• **What you have to do**:
Transcribe the material exactly. Images do not belong in the copy.

• **Data entries**:
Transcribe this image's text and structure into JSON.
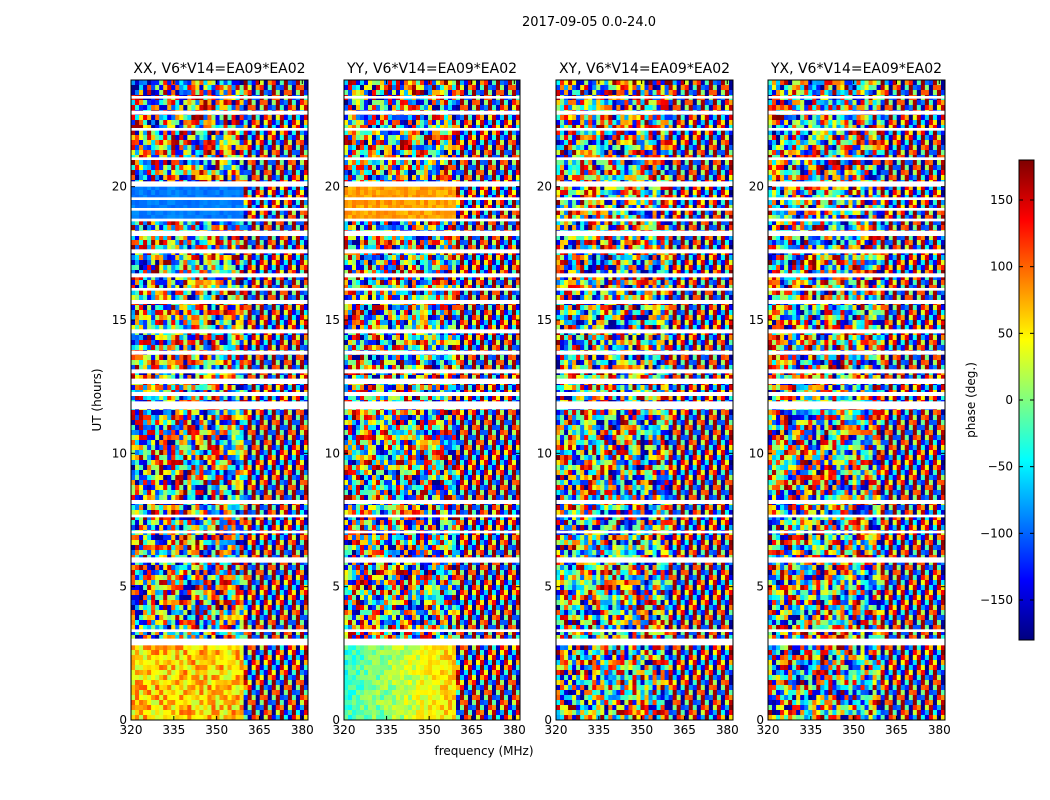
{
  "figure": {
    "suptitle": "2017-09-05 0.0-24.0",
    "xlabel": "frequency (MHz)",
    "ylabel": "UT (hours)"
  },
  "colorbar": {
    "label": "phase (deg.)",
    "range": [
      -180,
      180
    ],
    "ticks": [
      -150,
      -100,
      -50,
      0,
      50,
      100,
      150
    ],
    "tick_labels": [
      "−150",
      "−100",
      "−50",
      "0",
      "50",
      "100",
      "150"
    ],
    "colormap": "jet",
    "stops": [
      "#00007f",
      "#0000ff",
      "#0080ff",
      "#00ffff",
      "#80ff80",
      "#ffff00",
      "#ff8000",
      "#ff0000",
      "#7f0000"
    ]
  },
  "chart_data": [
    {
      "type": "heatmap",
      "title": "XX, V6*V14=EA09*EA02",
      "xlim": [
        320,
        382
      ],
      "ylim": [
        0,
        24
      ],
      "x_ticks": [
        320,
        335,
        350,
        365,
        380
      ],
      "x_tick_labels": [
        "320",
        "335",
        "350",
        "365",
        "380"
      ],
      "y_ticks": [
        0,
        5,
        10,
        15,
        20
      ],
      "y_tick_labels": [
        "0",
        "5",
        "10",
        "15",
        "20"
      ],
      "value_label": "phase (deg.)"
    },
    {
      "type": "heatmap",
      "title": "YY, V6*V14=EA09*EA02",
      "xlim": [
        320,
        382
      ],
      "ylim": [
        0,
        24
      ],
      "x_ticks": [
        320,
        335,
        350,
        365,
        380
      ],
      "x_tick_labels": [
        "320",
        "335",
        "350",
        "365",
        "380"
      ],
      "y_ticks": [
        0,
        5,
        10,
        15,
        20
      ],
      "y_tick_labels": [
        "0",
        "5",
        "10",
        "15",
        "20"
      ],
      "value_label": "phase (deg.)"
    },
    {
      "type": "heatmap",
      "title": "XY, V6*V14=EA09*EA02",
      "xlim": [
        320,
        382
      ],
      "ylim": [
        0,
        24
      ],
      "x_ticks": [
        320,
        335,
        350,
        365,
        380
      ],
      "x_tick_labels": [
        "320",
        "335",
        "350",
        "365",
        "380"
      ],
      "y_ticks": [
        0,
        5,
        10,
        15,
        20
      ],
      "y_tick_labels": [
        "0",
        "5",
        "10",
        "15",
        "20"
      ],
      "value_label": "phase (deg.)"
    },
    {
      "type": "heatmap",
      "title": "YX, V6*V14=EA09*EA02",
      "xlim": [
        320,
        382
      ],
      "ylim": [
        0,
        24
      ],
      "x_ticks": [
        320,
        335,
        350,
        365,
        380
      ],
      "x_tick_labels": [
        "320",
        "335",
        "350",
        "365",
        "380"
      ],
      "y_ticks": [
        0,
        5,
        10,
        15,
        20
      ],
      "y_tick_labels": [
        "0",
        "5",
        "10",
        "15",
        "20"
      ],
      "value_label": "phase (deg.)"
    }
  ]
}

• **Worked answer**:
Transcribe this image's text and structure into JSON.
{
  "figure": {
    "suptitle": "2017-09-05 0.0-24.0",
    "xlabel": "frequency (MHz)",
    "ylabel": "UT (hours)"
  },
  "colorbar": {
    "label": "phase (deg.)",
    "range": [
      -180,
      180
    ],
    "ticks": [
      -150,
      -100,
      -50,
      0,
      50,
      100,
      150
    ],
    "tick_labels": [
      "−150",
      "−100",
      "−50",
      "0",
      "50",
      "100",
      "150"
    ],
    "colormap": "jet",
    "stops": [
      "#00007f",
      "#0000ff",
      "#0080ff",
      "#00ffff",
      "#80ff80",
      "#ffff00",
      "#ff8000",
      "#ff0000",
      "#7f0000"
    ]
  },
  "chart_data": [
    {
      "type": "heatmap",
      "title": "XX, V6*V14=EA09*EA02",
      "xlim": [
        320,
        382
      ],
      "ylim": [
        0,
        24
      ],
      "x_ticks": [
        320,
        335,
        350,
        365,
        380
      ],
      "x_tick_labels": [
        "320",
        "335",
        "350",
        "365",
        "380"
      ],
      "y_ticks": [
        0,
        5,
        10,
        15,
        20
      ],
      "y_tick_labels": [
        "0",
        "5",
        "10",
        "15",
        "20"
      ],
      "value_label": "phase (deg.)"
    },
    {
      "type": "heatmap",
      "title": "YY, V6*V14=EA09*EA02",
      "xlim": [
        320,
        382
      ],
      "ylim": [
        0,
        24
      ],
      "x_ticks": [
        320,
        335,
        350,
        365,
        380
      ],
      "x_tick_labels": [
        "320",
        "335",
        "350",
        "365",
        "380"
      ],
      "y_ticks": [
        0,
        5,
        10,
        15,
        20
      ],
      "y_tick_labels": [
        "0",
        "5",
        "10",
        "15",
        "20"
      ],
      "value_label": "phase (deg.)"
    },
    {
      "type": "heatmap",
      "title": "XY, V6*V14=EA09*EA02",
      "xlim": [
        320,
        382
      ],
      "ylim": [
        0,
        24
      ],
      "x_ticks": [
        320,
        335,
        350,
        365,
        380
      ],
      "x_tick_labels": [
        "320",
        "335",
        "350",
        "365",
        "380"
      ],
      "y_ticks": [
        0,
        5,
        10,
        15,
        20
      ],
      "y_tick_labels": [
        "0",
        "5",
        "10",
        "15",
        "20"
      ],
      "value_label": "phase (deg.)"
    },
    {
      "type": "heatmap",
      "title": "YX, V6*V14=EA09*EA02",
      "xlim": [
        320,
        382
      ],
      "ylim": [
        0,
        24
      ],
      "x_ticks": [
        320,
        335,
        350,
        365,
        380
      ],
      "x_tick_labels": [
        "320",
        "335",
        "350",
        "365",
        "380"
      ],
      "y_ticks": [
        0,
        5,
        10,
        15,
        20
      ],
      "y_tick_labels": [
        "0",
        "5",
        "10",
        "15",
        "20"
      ],
      "value_label": "phase (deg.)"
    }
  ]
}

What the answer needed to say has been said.